_Task instructions:_ Repeat the listing below in full, exactly as it stands.

○ ○ ○

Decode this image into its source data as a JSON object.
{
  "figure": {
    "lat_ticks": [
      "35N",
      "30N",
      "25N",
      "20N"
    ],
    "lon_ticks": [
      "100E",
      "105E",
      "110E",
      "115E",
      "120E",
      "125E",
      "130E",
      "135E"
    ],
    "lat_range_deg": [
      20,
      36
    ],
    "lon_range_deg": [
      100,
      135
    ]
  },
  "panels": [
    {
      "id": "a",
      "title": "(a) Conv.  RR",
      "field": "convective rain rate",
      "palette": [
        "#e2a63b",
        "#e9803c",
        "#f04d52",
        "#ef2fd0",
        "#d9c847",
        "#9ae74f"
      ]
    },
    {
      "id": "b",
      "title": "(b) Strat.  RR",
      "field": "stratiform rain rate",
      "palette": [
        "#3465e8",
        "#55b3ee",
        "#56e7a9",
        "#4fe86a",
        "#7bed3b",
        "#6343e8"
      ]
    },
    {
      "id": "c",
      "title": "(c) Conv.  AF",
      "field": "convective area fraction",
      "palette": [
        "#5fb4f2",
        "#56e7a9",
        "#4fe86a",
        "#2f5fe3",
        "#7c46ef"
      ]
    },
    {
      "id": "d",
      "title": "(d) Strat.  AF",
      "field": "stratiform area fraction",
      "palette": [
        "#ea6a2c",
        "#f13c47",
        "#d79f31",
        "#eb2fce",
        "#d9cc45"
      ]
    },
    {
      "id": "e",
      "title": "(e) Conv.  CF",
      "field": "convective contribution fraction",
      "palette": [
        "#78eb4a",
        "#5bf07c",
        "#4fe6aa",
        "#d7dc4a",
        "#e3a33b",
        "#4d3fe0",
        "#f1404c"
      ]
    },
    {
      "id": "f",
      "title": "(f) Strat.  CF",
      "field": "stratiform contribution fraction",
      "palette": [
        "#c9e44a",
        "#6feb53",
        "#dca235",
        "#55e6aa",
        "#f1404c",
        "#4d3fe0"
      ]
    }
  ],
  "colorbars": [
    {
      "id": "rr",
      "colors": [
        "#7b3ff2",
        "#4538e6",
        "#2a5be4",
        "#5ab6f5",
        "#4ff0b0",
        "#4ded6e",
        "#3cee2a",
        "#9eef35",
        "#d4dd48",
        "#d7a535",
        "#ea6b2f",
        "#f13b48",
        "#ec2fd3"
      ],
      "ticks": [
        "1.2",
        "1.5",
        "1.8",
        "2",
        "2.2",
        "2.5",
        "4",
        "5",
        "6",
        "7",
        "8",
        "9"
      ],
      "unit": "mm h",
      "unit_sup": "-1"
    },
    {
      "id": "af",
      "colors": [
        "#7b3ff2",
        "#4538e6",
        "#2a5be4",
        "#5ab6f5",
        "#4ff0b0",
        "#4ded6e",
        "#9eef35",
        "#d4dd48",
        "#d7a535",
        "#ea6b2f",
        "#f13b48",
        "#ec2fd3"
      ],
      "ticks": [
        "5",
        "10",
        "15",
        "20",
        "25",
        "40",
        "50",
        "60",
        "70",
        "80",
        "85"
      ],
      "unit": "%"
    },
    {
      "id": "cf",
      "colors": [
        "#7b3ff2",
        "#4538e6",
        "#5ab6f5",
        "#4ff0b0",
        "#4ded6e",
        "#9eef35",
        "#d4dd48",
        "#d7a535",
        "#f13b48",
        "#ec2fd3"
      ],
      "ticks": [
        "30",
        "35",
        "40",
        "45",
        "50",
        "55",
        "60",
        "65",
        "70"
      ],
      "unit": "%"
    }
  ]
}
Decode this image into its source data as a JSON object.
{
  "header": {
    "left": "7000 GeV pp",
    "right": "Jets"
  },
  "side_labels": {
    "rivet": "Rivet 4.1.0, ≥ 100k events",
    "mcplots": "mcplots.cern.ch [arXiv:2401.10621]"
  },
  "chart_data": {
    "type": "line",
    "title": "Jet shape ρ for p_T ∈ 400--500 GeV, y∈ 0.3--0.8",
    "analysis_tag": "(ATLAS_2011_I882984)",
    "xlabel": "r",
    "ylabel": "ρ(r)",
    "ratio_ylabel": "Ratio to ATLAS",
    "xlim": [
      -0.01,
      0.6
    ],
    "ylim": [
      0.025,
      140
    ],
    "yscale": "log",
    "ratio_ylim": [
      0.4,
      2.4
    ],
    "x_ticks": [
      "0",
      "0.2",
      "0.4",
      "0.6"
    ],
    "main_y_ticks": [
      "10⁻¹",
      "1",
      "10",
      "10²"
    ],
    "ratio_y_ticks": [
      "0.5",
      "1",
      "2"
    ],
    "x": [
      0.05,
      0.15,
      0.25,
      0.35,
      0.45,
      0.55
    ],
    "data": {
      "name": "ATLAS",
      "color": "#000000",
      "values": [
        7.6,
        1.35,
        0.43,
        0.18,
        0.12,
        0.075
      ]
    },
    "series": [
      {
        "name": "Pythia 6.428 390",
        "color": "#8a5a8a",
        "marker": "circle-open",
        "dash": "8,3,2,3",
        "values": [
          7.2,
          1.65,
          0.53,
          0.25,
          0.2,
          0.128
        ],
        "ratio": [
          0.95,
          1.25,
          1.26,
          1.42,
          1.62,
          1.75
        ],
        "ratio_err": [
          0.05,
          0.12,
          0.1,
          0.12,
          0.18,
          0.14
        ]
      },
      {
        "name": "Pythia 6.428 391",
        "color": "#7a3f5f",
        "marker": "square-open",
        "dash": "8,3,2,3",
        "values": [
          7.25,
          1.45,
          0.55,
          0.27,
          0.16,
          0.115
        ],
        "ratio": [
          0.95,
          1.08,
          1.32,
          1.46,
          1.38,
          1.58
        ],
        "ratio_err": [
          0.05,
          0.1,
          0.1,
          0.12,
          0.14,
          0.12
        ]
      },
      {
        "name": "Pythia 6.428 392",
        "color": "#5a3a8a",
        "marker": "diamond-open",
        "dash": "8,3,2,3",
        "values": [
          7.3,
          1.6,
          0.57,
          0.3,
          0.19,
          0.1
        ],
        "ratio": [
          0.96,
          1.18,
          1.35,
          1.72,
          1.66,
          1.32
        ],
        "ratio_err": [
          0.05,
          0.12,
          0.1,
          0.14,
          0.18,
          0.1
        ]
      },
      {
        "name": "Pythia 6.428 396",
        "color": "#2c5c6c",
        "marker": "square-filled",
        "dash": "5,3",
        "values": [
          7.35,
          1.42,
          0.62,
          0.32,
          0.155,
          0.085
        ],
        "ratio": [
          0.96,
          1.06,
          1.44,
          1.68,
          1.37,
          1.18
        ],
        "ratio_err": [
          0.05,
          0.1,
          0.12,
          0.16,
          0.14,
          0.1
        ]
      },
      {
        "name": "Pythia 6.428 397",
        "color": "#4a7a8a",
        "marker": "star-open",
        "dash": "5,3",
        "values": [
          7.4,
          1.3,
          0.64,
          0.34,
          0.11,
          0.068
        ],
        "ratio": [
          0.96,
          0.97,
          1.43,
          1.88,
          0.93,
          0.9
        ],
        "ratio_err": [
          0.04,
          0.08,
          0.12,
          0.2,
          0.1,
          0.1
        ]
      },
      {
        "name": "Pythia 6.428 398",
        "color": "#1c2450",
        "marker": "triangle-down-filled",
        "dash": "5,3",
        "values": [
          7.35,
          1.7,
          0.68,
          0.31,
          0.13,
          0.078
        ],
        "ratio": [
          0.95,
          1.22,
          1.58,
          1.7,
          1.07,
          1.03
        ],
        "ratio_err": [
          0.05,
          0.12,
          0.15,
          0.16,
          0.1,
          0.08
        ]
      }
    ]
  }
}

○ ○ ○

_Exercise result:_
Decode this image into its source data as a JSON object.
{
  "figure": {
    "lat_ticks": [
      "35N",
      "30N",
      "25N",
      "20N"
    ],
    "lon_ticks": [
      "100E",
      "105E",
      "110E",
      "115E",
      "120E",
      "125E",
      "130E",
      "135E"
    ],
    "lat_range_deg": [
      20,
      36
    ],
    "lon_range_deg": [
      100,
      135
    ]
  },
  "panels": [
    {
      "id": "a",
      "title": "(a) Conv.  RR",
      "field": "convective rain rate",
      "palette": [
        "#e2a63b",
        "#e9803c",
        "#f04d52",
        "#ef2fd0",
        "#d9c847",
        "#9ae74f"
      ]
    },
    {
      "id": "b",
      "title": "(b) Strat.  RR",
      "field": "stratiform rain rate",
      "palette": [
        "#3465e8",
        "#55b3ee",
        "#56e7a9",
        "#4fe86a",
        "#7bed3b",
        "#6343e8"
      ]
    },
    {
      "id": "c",
      "title": "(c) Conv.  AF",
      "field": "convective area fraction",
      "palette": [
        "#5fb4f2",
        "#56e7a9",
        "#4fe86a",
        "#2f5fe3",
        "#7c46ef"
      ]
    },
    {
      "id": "d",
      "title": "(d) Strat.  AF",
      "field": "stratiform area fraction",
      "palette": [
        "#ea6a2c",
        "#f13c47",
        "#d79f31",
        "#eb2fce",
        "#d9cc45"
      ]
    },
    {
      "id": "e",
      "title": "(e) Conv.  CF",
      "field": "convective contribution fraction",
      "palette": [
        "#78eb4a",
        "#5bf07c",
        "#4fe6aa",
        "#d7dc4a",
        "#e3a33b",
        "#4d3fe0",
        "#f1404c"
      ]
    },
    {
      "id": "f",
      "title": "(f) Strat.  CF",
      "field": "stratiform contribution fraction",
      "palette": [
        "#c9e44a",
        "#6feb53",
        "#dca235",
        "#55e6aa",
        "#f1404c",
        "#4d3fe0"
      ]
    }
  ],
  "colorbars": [
    {
      "id": "rr",
      "colors": [
        "#7b3ff2",
        "#4538e6",
        "#2a5be4",
        "#5ab6f5",
        "#4ff0b0",
        "#4ded6e",
        "#3cee2a",
        "#9eef35",
        "#d4dd48",
        "#d7a535",
        "#ea6b2f",
        "#f13b48",
        "#ec2fd3"
      ],
      "ticks": [
        "1.2",
        "1.5",
        "1.8",
        "2",
        "2.2",
        "2.5",
        "4",
        "5",
        "6",
        "7",
        "8",
        "9"
      ],
      "unit": "mm h",
      "unit_sup": "-1"
    },
    {
      "id": "af",
      "colors": [
        "#7b3ff2",
        "#4538e6",
        "#2a5be4",
        "#5ab6f5",
        "#4ff0b0",
        "#4ded6e",
        "#9eef35",
        "#d4dd48",
        "#d7a535",
        "#ea6b2f",
        "#f13b48",
        "#ec2fd3"
      ],
      "ticks": [
        "5",
        "10",
        "15",
        "20",
        "25",
        "40",
        "50",
        "60",
        "70",
        "80",
        "85"
      ],
      "unit": "%"
    },
    {
      "id": "cf",
      "colors": [
        "#7b3ff2",
        "#4538e6",
        "#5ab6f5",
        "#4ff0b0",
        "#4ded6e",
        "#9eef35",
        "#d4dd48",
        "#d7a535",
        "#f13b48",
        "#ec2fd3"
      ],
      "ticks": [
        "30",
        "35",
        "40",
        "45",
        "50",
        "55",
        "60",
        "65",
        "70"
      ],
      "unit": "%"
    }
  ]
}
Decode this image into its source data as a JSON object.
{
  "header": {
    "left": "7000 GeV pp",
    "right": "Jets"
  },
  "side_labels": {
    "rivet": "Rivet 4.1.0, ≥ 100k events",
    "mcplots": "mcplots.cern.ch [arXiv:2401.10621]"
  },
  "chart_data": {
    "type": "line",
    "title": "Jet shape ρ for p_T ∈ 400--500 GeV, y∈ 0.3--0.8",
    "analysis_tag": "(ATLAS_2011_I882984)",
    "xlabel": "r",
    "ylabel": "ρ(r)",
    "ratio_ylabel": "Ratio to ATLAS",
    "xlim": [
      -0.01,
      0.6
    ],
    "ylim": [
      0.025,
      140
    ],
    "yscale": "log",
    "ratio_ylim": [
      0.4,
      2.4
    ],
    "x_ticks": [
      "0",
      "0.2",
      "0.4",
      "0.6"
    ],
    "main_y_ticks": [
      "10⁻¹",
      "1",
      "10",
      "10²"
    ],
    "ratio_y_ticks": [
      "0.5",
      "1",
      "2"
    ],
    "x": [
      0.05,
      0.15,
      0.25,
      0.35,
      0.45,
      0.55
    ],
    "data": {
      "name": "ATLAS",
      "color": "#000000",
      "values": [
        7.6,
        1.35,
        0.43,
        0.18,
        0.12,
        0.075
      ]
    },
    "series": [
      {
        "name": "Pythia 6.428 390",
        "color": "#8a5a8a",
        "marker": "circle-open",
        "dash": "8,3,2,3",
        "values": [
          7.2,
          1.65,
          0.53,
          0.25,
          0.2,
          0.128
        ],
        "ratio": [
          0.95,
          1.25,
          1.26,
          1.42,
          1.62,
          1.75
        ],
        "ratio_err": [
          0.05,
          0.12,
          0.1,
          0.12,
          0.18,
          0.14
        ]
      },
      {
        "name": "Pythia 6.428 391",
        "color": "#7a3f5f",
        "marker": "square-open",
        "dash": "8,3,2,3",
        "values": [
          7.25,
          1.45,
          0.55,
          0.27,
          0.16,
          0.115
        ],
        "ratio": [
          0.95,
          1.08,
          1.32,
          1.46,
          1.38,
          1.58
        ],
        "ratio_err": [
          0.05,
          0.1,
          0.1,
          0.12,
          0.14,
          0.12
        ]
      },
      {
        "name": "Pythia 6.428 392",
        "color": "#5a3a8a",
        "marker": "diamond-open",
        "dash": "8,3,2,3",
        "values": [
          7.3,
          1.6,
          0.57,
          0.3,
          0.19,
          0.1
        ],
        "ratio": [
          0.96,
          1.18,
          1.35,
          1.72,
          1.66,
          1.32
        ],
        "ratio_err": [
          0.05,
          0.12,
          0.1,
          0.14,
          0.18,
          0.1
        ]
      },
      {
        "name": "Pythia 6.428 396",
        "color": "#2c5c6c",
        "marker": "square-filled",
        "dash": "5,3",
        "values": [
          7.35,
          1.42,
          0.62,
          0.32,
          0.155,
          0.085
        ],
        "ratio": [
          0.96,
          1.06,
          1.44,
          1.68,
          1.37,
          1.18
        ],
        "ratio_err": [
          0.05,
          0.1,
          0.12,
          0.16,
          0.14,
          0.1
        ]
      },
      {
        "name": "Pythia 6.428 397",
        "color": "#4a7a8a",
        "marker": "star-open",
        "dash": "5,3",
        "values": [
          7.4,
          1.3,
          0.64,
          0.34,
          0.11,
          0.068
        ],
        "ratio": [
          0.96,
          0.97,
          1.43,
          1.88,
          0.93,
          0.9
        ],
        "ratio_err": [
          0.04,
          0.08,
          0.12,
          0.2,
          0.1,
          0.1
        ]
      },
      {
        "name": "Pythia 6.428 398",
        "color": "#1c2450",
        "marker": "triangle-down-filled",
        "dash": "5,3",
        "values": [
          7.35,
          1.7,
          0.68,
          0.31,
          0.13,
          0.078
        ],
        "ratio": [
          0.95,
          1.22,
          1.58,
          1.7,
          1.07,
          1.03
        ],
        "ratio_err": [
          0.05,
          0.12,
          0.15,
          0.16,
          0.1,
          0.08
        ]
      }
    ]
  }
}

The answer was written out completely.